QUOTED PASSAGE:
"""
Supporters of embattled TV host John Campbell promise to rally in four cities this week to support his primetime TV show.
At least 82,800 people have signed petitions on the Toko and Action Station websites in support of Campbell Live.
Rampant speculation about the TV3 show's axing has triggered an outpouring of anger from the show's viewers and supporters.
Journalist and former TVNZ head of news and current affairs Bill Ralston said it was possible a big public demonstration would dissuade TV3 owners MediaWorks from plans to ditch Campbell Live.
"It depends how many people turn out. I suppose if there are scores and scores of people it might make TV3 think about what they're doing."
Mr Ralston said only a public movement in support of 1930s social justice campaigner and commercial radio pioneer Colin "Uncle Scrim" Scrimgeour compared to the support voiced for Mr Campbell.
"You have to go back a long way in history to find this kind of public response."
Rallies will happen in Dunedin, Christchurch, Wellington and Auckland.
"The response has been overwhelming," Auckland Save Campbell Live rally organiser Ruth Crichton said this afternoon. "I wasn't sure what to expect."
"""
WORK INSTRUCTIONS:
[A] From the article about the Campbell Live rallies, reproduce word for word the passage starting with "Mr Ralston said" and going on through "Wellington and Auckland.".
[B] According to the article about the Campbell Live rallies, in which cities will the rallies be held?

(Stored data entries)
"""
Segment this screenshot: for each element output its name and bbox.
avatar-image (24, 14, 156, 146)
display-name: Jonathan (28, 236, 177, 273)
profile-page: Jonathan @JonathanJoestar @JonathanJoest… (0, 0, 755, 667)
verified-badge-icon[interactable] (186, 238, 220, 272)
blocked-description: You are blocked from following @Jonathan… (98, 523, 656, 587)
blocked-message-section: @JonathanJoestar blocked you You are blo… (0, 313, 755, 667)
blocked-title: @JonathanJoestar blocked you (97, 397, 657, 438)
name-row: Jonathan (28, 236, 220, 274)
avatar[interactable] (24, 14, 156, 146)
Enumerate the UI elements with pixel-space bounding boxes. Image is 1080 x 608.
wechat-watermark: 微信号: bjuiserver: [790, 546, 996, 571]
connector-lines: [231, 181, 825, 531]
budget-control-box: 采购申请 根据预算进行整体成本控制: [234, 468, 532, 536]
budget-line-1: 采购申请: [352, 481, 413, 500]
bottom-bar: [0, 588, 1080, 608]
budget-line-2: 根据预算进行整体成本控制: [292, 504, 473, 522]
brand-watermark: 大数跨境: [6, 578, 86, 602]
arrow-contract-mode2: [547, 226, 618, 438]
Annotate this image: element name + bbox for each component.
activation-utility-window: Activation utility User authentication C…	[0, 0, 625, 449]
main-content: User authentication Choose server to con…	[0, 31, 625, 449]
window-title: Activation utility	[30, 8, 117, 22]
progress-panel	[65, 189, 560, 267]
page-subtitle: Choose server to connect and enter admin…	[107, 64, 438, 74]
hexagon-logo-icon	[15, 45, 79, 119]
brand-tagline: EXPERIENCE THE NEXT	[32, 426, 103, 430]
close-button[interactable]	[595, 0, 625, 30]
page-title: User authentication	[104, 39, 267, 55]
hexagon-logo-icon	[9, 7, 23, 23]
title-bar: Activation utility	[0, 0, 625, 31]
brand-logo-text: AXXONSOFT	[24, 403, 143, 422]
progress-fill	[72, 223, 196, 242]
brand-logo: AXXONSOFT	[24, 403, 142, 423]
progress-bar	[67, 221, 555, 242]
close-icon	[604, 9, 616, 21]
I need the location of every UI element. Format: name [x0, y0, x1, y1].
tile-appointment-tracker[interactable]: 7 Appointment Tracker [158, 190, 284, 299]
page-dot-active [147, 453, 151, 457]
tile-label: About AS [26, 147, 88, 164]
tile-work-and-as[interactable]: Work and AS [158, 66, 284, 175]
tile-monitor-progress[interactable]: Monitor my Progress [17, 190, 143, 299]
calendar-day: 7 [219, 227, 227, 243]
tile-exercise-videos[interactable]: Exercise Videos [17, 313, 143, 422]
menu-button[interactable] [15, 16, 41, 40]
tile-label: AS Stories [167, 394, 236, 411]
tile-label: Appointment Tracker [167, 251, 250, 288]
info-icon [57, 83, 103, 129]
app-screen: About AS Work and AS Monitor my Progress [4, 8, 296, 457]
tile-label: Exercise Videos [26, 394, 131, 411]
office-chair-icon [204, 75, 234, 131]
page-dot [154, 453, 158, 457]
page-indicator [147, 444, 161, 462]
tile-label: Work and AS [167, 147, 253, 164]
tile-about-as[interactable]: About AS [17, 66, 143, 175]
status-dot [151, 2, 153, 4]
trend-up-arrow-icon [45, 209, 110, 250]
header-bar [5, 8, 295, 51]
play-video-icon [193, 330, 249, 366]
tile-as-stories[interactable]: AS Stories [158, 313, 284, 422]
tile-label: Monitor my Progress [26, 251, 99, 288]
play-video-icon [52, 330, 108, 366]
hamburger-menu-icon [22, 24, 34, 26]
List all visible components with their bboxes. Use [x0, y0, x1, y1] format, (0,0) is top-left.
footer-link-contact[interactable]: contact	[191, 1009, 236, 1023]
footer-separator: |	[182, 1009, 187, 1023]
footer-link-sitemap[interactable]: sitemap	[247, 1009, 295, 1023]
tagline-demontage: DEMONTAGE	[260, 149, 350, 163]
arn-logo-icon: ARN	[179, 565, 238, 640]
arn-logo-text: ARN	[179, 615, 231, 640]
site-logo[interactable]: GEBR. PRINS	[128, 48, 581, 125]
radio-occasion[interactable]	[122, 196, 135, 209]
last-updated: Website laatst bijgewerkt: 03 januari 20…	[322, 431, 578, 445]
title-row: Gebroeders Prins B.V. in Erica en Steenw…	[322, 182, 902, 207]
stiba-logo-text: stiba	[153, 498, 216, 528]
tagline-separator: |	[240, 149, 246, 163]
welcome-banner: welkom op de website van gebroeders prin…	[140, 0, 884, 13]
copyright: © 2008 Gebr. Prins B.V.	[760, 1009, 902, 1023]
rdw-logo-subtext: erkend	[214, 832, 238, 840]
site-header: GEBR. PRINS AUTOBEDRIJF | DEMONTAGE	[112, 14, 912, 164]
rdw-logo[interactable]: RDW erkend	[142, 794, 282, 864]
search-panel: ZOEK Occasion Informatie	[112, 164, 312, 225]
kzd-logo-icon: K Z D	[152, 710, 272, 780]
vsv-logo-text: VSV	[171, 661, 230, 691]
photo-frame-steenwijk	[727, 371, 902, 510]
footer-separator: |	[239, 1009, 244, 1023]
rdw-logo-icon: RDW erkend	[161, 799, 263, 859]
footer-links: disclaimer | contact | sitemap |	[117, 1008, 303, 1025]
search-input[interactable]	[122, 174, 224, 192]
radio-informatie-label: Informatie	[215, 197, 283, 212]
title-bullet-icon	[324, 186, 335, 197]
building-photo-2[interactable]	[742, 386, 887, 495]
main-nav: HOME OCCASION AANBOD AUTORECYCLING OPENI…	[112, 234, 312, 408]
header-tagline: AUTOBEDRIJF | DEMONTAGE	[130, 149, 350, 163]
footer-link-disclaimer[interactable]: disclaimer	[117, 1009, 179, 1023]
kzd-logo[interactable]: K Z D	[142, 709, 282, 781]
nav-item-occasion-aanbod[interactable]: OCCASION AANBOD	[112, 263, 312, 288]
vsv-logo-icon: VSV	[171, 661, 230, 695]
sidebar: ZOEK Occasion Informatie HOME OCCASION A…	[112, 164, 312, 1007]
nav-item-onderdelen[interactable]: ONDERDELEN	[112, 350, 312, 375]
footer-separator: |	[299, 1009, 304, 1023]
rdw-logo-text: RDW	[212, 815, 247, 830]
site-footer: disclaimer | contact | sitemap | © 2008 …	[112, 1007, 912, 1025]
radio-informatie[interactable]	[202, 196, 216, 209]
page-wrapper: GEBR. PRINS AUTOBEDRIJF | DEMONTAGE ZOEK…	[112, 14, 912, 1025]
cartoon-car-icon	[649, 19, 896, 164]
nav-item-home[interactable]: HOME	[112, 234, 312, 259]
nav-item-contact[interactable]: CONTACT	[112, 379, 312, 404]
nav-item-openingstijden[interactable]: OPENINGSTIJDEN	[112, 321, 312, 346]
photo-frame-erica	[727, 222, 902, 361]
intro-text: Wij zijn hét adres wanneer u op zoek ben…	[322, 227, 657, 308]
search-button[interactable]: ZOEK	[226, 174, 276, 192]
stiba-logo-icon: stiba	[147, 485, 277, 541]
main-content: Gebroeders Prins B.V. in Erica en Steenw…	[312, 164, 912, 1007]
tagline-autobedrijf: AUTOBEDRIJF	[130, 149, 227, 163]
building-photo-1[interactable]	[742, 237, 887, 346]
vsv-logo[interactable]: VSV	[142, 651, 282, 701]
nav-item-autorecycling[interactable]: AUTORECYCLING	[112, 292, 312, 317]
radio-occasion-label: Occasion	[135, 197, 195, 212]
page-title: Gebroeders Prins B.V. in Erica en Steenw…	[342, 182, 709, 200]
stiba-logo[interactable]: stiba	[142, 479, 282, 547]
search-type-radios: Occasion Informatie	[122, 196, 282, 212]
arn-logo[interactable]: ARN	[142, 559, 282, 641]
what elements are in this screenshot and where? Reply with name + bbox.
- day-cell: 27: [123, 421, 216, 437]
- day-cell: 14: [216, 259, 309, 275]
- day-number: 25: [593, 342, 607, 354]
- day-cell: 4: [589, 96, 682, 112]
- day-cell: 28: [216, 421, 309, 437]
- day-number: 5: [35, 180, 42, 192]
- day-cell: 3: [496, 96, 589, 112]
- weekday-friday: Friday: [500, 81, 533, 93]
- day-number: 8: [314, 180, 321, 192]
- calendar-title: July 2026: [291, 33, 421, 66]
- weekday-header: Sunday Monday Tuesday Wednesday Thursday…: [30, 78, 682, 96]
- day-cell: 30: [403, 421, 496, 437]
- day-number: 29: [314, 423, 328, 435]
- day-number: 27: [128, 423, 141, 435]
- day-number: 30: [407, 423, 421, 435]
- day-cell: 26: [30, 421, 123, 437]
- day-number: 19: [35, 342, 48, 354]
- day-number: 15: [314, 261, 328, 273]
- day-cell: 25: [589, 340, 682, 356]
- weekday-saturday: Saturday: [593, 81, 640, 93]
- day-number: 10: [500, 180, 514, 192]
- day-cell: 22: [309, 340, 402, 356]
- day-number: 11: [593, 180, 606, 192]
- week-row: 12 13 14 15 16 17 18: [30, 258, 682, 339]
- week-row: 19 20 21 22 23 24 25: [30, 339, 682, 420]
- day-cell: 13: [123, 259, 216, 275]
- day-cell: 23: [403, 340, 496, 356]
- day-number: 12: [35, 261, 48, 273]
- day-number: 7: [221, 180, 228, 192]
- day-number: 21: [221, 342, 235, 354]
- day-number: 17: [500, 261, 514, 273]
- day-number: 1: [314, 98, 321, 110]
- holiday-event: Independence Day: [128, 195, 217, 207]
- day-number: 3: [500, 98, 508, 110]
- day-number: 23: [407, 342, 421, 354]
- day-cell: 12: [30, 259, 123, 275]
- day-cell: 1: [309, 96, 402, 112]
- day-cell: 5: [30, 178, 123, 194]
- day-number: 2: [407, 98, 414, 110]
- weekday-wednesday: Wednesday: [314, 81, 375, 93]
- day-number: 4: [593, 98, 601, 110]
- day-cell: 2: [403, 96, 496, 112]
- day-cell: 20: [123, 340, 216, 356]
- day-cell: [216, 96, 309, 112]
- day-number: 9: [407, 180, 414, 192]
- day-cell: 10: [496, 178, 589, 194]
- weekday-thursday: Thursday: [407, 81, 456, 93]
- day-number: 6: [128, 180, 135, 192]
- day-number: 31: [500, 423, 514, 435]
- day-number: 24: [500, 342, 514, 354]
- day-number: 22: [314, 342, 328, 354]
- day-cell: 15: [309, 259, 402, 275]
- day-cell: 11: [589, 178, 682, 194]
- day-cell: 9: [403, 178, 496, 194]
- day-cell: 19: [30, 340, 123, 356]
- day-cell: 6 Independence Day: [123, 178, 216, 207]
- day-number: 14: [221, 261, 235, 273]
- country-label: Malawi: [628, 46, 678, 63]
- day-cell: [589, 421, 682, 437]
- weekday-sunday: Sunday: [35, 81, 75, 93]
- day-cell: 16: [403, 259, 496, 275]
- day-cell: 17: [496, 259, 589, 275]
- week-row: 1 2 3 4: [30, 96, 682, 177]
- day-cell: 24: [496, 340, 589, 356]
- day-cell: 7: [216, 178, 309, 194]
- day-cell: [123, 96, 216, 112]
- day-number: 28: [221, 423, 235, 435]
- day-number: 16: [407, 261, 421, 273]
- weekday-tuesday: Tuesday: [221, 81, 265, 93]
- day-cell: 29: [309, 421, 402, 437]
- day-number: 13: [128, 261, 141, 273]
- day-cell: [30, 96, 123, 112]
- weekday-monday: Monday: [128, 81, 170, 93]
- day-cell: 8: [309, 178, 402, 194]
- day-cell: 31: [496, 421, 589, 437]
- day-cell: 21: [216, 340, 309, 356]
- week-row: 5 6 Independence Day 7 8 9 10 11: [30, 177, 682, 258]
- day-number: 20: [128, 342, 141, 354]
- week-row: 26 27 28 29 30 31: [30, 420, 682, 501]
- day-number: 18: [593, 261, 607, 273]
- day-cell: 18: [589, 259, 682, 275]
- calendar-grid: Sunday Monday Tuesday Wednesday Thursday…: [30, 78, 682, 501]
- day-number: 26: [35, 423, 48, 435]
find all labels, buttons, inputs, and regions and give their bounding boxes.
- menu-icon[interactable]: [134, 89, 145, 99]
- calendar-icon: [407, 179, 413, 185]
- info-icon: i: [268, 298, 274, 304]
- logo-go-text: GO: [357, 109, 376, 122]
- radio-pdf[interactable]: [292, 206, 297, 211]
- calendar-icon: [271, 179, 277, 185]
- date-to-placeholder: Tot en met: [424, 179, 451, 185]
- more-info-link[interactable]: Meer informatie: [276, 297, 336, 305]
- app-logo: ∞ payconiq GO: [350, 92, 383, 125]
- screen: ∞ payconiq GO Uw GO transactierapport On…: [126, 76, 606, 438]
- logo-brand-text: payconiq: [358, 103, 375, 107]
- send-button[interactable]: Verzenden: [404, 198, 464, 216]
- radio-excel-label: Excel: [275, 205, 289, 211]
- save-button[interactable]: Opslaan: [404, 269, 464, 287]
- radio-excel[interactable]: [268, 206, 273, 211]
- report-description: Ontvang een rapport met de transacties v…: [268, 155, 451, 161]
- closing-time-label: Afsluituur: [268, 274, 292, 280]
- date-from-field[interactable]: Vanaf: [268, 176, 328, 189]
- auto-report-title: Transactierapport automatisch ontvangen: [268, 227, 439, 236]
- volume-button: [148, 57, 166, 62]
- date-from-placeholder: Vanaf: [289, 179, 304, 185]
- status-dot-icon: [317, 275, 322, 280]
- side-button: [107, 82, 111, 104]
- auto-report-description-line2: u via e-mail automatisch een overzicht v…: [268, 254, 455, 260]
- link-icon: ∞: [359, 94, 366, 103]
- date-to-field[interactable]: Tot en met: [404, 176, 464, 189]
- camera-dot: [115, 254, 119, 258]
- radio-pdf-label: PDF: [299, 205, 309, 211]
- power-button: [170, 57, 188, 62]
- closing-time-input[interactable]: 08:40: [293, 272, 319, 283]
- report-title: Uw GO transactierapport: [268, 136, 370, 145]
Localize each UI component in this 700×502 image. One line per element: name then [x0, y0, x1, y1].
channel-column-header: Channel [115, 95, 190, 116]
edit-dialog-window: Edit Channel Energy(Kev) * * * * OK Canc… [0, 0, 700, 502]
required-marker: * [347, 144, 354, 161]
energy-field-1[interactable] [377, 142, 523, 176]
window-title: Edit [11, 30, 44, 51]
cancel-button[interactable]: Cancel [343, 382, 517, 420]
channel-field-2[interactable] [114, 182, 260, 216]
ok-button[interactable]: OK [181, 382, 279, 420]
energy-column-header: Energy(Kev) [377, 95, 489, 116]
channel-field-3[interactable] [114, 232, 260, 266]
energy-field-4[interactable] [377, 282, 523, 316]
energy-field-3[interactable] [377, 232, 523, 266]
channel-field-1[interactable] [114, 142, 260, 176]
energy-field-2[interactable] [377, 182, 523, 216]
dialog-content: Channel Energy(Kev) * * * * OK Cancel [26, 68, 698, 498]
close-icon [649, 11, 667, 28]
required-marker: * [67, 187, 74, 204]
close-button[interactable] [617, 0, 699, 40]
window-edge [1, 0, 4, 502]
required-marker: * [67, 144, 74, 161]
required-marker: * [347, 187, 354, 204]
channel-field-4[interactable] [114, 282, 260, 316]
"""
RESPONSES FOR EACH TASK:
[A]
Mr Ralston said only a public movement in support of 1930s social justice campaigner and commercial radio pioneer Colin "Uncle Scrim" Scrimgeour compared to the support voiced for Mr Campbell.
"You have to go back a long way in history to find this kind of public response."
Rallies will happen in Dunedin, Christchurch, Wellington and Auckland.

[B] Dunedin, Christchurch, Wellington and Auckland.